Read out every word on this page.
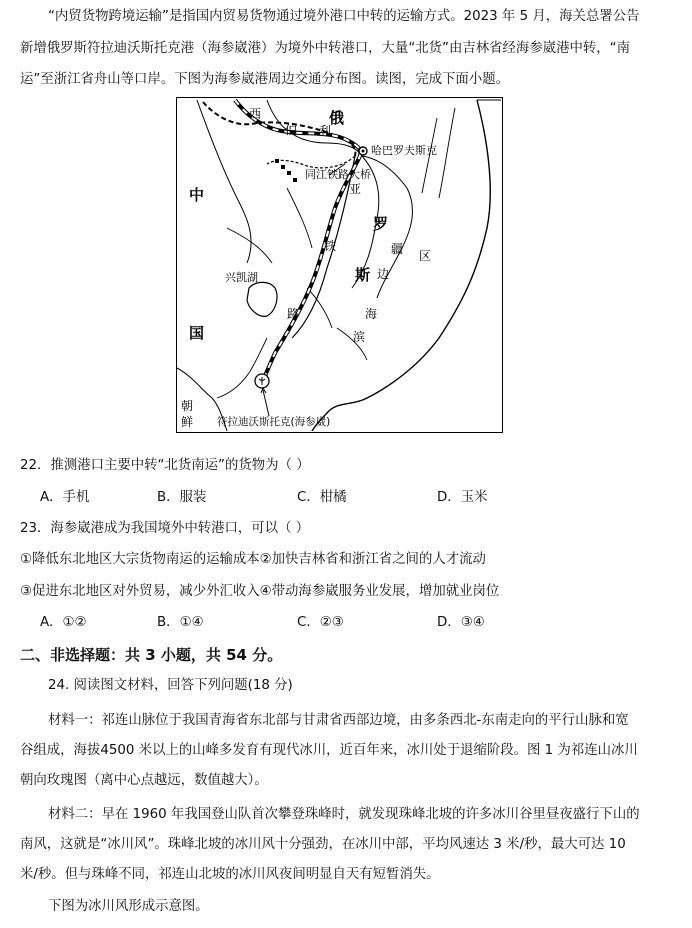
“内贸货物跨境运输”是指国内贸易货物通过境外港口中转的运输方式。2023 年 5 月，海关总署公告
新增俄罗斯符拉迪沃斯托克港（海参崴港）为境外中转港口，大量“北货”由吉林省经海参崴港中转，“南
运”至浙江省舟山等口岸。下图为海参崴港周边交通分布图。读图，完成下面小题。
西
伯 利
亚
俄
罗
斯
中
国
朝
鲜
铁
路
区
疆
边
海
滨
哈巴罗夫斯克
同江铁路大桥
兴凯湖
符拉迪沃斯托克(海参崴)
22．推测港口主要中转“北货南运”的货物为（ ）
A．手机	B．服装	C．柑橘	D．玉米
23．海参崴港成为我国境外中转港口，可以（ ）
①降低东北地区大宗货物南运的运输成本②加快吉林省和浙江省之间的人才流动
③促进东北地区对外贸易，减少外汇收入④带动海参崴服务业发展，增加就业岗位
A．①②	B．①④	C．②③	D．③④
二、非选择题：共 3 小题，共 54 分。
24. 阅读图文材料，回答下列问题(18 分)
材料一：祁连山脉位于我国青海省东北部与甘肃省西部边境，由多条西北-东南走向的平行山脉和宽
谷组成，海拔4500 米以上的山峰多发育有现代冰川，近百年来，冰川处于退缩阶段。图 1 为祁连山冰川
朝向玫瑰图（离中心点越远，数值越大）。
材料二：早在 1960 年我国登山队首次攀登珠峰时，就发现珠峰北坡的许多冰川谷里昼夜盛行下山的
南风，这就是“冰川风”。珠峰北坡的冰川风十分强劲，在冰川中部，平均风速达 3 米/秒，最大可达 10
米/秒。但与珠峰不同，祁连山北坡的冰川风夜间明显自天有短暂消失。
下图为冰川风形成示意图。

Work required ▸ Each entry gets copied exactly; the pictures stay out.

Result of the exercise ▸
Read out every word on this page.
“内贸货物跨境运输”是指国内贸易货物通过境外港口中转的运输方式。2023 年 5 月，海关总署公告
新增俄罗斯符拉迪沃斯托克港（海参崴港）为境外中转港口，大量“北货”由吉林省经海参崴港中转，“南
运”至浙江省舟山等口岸。下图为海参崴港周边交通分布图。读图，完成下面小题。
西
伯 利
亚
俄
罗
斯
中
国
朝
鲜
铁
路
区
疆
边
海
滨
哈巴罗夫斯克
同江铁路大桥
兴凯湖
符拉迪沃斯托克(海参崴)
22．推测港口主要中转“北货南运”的货物为（ ）
A．手机	B．服装	C．柑橘	D．玉米
23．海参崴港成为我国境外中转港口，可以（ ）
①降低东北地区大宗货物南运的运输成本②加快吉林省和浙江省之间的人才流动
③促进东北地区对外贸易，减少外汇收入④带动海参崴服务业发展，增加就业岗位
A．①②	B．①④	C．②③	D．③④
二、非选择题：共 3 小题，共 54 分。
24. 阅读图文材料，回答下列问题(18 分)
材料一：祁连山脉位于我国青海省东北部与甘肃省西部边境，由多条西北-东南走向的平行山脉和宽
谷组成，海拔4500 米以上的山峰多发育有现代冰川，近百年来，冰川处于退缩阶段。图 1 为祁连山冰川
朝向玫瑰图（离中心点越远，数值越大）。
材料二：早在 1960 年我国登山队首次攀登珠峰时，就发现珠峰北坡的许多冰川谷里昼夜盛行下山的
南风，这就是“冰川风”。珠峰北坡的冰川风十分强劲，在冰川中部，平均风速达 3 米/秒，最大可达 10
米/秒。但与珠峰不同，祁连山北坡的冰川风夜间明显自天有短暂消失。
下图为冰川风形成示意图。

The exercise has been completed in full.